Rows from a dataset:
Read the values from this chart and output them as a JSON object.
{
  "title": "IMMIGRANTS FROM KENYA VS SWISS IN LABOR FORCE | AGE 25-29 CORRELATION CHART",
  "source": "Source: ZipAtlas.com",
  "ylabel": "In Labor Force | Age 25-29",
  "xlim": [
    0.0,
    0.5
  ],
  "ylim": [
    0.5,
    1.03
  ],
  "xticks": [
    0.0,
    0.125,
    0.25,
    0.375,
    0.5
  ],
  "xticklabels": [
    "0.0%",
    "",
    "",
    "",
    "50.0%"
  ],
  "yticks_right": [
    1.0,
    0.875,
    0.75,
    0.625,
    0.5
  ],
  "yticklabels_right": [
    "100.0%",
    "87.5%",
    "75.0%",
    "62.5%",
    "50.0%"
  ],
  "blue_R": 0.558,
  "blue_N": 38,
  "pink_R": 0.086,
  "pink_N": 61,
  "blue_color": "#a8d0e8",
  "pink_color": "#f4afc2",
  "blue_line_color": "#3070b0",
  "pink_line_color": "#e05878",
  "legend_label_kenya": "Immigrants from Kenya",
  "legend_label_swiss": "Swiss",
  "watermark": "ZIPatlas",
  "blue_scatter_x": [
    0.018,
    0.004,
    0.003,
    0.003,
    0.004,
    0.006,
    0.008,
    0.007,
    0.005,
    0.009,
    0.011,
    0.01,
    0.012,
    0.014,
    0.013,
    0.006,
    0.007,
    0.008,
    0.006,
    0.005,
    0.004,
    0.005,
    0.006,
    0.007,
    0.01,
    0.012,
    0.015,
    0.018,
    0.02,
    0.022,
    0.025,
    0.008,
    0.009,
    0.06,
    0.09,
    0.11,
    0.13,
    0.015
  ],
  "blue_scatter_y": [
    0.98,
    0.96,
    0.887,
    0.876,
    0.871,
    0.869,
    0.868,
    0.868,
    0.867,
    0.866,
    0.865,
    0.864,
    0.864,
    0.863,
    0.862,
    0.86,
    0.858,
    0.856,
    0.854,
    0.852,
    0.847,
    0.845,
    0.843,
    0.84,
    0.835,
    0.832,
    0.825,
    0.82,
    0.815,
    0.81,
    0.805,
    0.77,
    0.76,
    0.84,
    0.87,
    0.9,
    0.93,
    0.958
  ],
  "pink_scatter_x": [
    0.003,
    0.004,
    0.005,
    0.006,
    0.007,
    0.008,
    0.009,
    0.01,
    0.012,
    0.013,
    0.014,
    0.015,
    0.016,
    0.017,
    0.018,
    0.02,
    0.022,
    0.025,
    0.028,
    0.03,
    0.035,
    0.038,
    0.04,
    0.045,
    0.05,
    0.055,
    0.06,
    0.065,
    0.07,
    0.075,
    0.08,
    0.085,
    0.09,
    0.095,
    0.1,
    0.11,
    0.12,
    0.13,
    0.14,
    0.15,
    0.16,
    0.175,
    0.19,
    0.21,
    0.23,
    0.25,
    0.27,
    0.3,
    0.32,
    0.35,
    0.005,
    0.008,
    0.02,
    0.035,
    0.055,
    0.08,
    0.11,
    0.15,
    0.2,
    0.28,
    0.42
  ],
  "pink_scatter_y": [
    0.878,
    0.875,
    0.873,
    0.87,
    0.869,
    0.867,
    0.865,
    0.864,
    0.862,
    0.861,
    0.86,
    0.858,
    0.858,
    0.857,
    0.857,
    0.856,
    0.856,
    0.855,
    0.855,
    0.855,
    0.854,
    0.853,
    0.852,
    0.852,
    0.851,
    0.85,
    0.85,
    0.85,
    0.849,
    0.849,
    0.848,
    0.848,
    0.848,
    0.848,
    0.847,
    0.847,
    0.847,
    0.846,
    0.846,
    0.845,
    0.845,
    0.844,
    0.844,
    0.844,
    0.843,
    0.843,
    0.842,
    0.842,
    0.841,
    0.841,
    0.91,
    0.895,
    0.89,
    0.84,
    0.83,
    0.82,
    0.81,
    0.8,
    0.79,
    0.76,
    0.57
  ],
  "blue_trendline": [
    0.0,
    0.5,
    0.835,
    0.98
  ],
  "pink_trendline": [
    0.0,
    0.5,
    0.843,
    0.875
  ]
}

### TASK TO CARRY OUT:
Extract the complete data, matching each line exactly.

### TASK OUTPUT:
Read the values from this chart and output them as a JSON object.
{
  "title": "IMMIGRANTS FROM KENYA VS SWISS IN LABOR FORCE | AGE 25-29 CORRELATION CHART",
  "source": "Source: ZipAtlas.com",
  "ylabel": "In Labor Force | Age 25-29",
  "xlim": [
    0.0,
    0.5
  ],
  "ylim": [
    0.5,
    1.03
  ],
  "xticks": [
    0.0,
    0.125,
    0.25,
    0.375,
    0.5
  ],
  "xticklabels": [
    "0.0%",
    "",
    "",
    "",
    "50.0%"
  ],
  "yticks_right": [
    1.0,
    0.875,
    0.75,
    0.625,
    0.5
  ],
  "yticklabels_right": [
    "100.0%",
    "87.5%",
    "75.0%",
    "62.5%",
    "50.0%"
  ],
  "blue_R": 0.558,
  "blue_N": 38,
  "pink_R": 0.086,
  "pink_N": 61,
  "blue_color": "#a8d0e8",
  "pink_color": "#f4afc2",
  "blue_line_color": "#3070b0",
  "pink_line_color": "#e05878",
  "legend_label_kenya": "Immigrants from Kenya",
  "legend_label_swiss": "Swiss",
  "watermark": "ZIPatlas",
  "blue_scatter_x": [
    0.018,
    0.004,
    0.003,
    0.003,
    0.004,
    0.006,
    0.008,
    0.007,
    0.005,
    0.009,
    0.011,
    0.01,
    0.012,
    0.014,
    0.013,
    0.006,
    0.007,
    0.008,
    0.006,
    0.005,
    0.004,
    0.005,
    0.006,
    0.007,
    0.01,
    0.012,
    0.015,
    0.018,
    0.02,
    0.022,
    0.025,
    0.008,
    0.009,
    0.06,
    0.09,
    0.11,
    0.13,
    0.015
  ],
  "blue_scatter_y": [
    0.98,
    0.96,
    0.887,
    0.876,
    0.871,
    0.869,
    0.868,
    0.868,
    0.867,
    0.866,
    0.865,
    0.864,
    0.864,
    0.863,
    0.862,
    0.86,
    0.858,
    0.856,
    0.854,
    0.852,
    0.847,
    0.845,
    0.843,
    0.84,
    0.835,
    0.832,
    0.825,
    0.82,
    0.815,
    0.81,
    0.805,
    0.77,
    0.76,
    0.84,
    0.87,
    0.9,
    0.93,
    0.958
  ],
  "pink_scatter_x": [
    0.003,
    0.004,
    0.005,
    0.006,
    0.007,
    0.008,
    0.009,
    0.01,
    0.012,
    0.013,
    0.014,
    0.015,
    0.016,
    0.017,
    0.018,
    0.02,
    0.022,
    0.025,
    0.028,
    0.03,
    0.035,
    0.038,
    0.04,
    0.045,
    0.05,
    0.055,
    0.06,
    0.065,
    0.07,
    0.075,
    0.08,
    0.085,
    0.09,
    0.095,
    0.1,
    0.11,
    0.12,
    0.13,
    0.14,
    0.15,
    0.16,
    0.175,
    0.19,
    0.21,
    0.23,
    0.25,
    0.27,
    0.3,
    0.32,
    0.35,
    0.005,
    0.008,
    0.02,
    0.035,
    0.055,
    0.08,
    0.11,
    0.15,
    0.2,
    0.28,
    0.42
  ],
  "pink_scatter_y": [
    0.878,
    0.875,
    0.873,
    0.87,
    0.869,
    0.867,
    0.865,
    0.864,
    0.862,
    0.861,
    0.86,
    0.858,
    0.858,
    0.857,
    0.857,
    0.856,
    0.856,
    0.855,
    0.855,
    0.855,
    0.854,
    0.853,
    0.852,
    0.852,
    0.851,
    0.85,
    0.85,
    0.85,
    0.849,
    0.849,
    0.848,
    0.848,
    0.848,
    0.848,
    0.847,
    0.847,
    0.847,
    0.846,
    0.846,
    0.845,
    0.845,
    0.844,
    0.844,
    0.844,
    0.843,
    0.843,
    0.842,
    0.842,
    0.841,
    0.841,
    0.91,
    0.895,
    0.89,
    0.84,
    0.83,
    0.82,
    0.81,
    0.8,
    0.79,
    0.76,
    0.57
  ],
  "blue_trendline": [
    0.0,
    0.5,
    0.835,
    0.98
  ],
  "pink_trendline": [
    0.0,
    0.5,
    0.843,
    0.875
  ]
}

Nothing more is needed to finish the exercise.